GIVEN TASK:
For the records below, give the count of lines holding the word "volatility" and nothing more.
— begin DATASET —
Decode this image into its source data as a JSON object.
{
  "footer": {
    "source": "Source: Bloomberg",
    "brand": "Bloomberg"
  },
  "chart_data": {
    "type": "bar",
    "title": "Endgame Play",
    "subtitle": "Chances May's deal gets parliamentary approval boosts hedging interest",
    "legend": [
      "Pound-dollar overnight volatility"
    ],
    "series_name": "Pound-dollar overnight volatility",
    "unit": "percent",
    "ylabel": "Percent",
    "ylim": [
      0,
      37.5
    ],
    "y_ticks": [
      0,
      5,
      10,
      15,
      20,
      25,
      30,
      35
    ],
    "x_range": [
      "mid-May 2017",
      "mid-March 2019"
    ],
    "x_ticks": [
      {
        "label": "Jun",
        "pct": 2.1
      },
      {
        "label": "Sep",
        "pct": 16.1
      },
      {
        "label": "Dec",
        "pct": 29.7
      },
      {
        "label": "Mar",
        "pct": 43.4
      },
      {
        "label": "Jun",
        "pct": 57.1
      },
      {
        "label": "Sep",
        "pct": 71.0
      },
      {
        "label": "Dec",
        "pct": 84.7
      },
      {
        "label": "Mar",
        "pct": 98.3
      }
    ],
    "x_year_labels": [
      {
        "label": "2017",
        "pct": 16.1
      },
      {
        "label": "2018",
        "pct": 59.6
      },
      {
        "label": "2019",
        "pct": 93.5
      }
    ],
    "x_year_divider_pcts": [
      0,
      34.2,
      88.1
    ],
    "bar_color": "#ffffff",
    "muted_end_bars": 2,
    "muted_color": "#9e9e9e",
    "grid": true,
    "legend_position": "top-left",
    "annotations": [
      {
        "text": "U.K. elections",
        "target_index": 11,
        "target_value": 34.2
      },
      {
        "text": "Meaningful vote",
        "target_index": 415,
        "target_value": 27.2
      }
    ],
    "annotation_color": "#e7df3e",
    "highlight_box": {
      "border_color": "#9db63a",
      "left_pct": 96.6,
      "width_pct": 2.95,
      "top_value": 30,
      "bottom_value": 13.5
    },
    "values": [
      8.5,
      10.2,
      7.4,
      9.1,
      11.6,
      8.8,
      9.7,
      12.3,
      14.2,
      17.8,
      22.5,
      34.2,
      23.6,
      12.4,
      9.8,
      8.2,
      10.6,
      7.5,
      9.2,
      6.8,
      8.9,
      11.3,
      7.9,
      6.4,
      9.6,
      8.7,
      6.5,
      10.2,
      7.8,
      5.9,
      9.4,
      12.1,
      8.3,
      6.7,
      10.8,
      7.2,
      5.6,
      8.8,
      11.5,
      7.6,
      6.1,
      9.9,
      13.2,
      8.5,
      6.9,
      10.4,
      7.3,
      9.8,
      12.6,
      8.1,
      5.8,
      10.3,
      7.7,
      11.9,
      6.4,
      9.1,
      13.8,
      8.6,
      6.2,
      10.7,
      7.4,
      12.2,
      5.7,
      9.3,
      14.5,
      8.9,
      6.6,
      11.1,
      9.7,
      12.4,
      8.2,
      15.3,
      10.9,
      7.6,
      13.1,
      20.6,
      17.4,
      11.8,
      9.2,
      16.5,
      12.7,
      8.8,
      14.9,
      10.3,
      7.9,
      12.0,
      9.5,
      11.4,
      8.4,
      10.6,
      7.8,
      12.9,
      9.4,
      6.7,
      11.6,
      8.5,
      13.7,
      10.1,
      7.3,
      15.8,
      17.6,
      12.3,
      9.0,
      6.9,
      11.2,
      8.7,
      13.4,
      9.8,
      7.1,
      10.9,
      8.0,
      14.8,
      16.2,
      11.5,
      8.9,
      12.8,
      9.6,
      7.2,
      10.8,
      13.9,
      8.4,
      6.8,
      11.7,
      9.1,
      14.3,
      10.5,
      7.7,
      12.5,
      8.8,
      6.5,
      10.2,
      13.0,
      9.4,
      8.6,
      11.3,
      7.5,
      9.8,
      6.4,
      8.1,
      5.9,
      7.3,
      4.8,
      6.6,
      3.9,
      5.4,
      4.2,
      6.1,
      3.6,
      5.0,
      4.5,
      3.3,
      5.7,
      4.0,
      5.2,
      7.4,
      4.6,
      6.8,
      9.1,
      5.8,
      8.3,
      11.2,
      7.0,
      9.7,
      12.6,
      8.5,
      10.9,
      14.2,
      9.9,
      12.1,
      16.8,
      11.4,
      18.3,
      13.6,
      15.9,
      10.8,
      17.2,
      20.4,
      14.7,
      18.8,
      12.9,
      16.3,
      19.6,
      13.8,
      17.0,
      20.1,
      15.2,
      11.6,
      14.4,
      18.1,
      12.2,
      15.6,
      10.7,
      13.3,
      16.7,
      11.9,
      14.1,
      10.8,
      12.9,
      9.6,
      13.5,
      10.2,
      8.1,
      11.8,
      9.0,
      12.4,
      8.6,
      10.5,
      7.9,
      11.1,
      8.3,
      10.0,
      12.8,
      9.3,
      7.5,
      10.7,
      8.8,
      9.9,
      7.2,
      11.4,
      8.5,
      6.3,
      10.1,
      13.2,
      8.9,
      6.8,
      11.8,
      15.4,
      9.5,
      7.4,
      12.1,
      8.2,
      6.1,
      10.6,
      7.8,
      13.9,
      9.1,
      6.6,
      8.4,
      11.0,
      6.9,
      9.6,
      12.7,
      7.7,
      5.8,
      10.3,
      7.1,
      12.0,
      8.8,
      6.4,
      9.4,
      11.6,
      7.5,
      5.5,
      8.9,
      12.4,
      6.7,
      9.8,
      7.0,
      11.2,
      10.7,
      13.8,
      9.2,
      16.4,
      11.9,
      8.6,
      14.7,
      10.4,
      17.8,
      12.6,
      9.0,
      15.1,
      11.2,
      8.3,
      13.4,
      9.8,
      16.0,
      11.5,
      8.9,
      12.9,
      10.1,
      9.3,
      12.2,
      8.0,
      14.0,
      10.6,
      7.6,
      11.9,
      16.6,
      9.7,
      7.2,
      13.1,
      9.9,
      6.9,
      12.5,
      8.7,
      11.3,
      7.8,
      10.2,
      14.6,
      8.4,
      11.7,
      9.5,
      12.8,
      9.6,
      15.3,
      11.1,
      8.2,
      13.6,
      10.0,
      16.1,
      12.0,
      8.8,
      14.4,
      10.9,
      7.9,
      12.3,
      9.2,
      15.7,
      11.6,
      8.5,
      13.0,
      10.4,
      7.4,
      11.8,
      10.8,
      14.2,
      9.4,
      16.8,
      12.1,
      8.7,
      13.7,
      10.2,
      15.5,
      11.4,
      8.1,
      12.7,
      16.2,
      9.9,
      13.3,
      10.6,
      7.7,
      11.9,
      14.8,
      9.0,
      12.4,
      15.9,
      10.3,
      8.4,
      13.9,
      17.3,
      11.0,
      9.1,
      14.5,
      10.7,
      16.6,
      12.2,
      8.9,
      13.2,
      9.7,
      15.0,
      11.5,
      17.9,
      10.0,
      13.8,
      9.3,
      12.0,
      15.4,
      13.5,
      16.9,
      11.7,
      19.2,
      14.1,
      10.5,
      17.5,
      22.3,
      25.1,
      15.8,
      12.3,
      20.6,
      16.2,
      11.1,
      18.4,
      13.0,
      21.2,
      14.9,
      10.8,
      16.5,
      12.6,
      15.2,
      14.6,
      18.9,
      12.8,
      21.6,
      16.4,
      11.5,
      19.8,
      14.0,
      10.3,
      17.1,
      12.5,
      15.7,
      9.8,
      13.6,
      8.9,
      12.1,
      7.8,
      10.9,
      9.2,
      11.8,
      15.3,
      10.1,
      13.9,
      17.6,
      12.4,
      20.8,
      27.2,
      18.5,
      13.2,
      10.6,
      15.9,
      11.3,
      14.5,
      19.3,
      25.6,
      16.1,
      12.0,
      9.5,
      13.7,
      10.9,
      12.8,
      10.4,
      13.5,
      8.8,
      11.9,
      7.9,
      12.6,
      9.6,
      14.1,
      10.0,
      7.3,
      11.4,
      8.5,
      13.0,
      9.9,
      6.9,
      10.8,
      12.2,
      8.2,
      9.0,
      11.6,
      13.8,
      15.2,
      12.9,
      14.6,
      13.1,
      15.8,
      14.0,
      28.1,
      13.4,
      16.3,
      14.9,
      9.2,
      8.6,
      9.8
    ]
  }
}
— end DATASET —
ANSWER BELOW:
2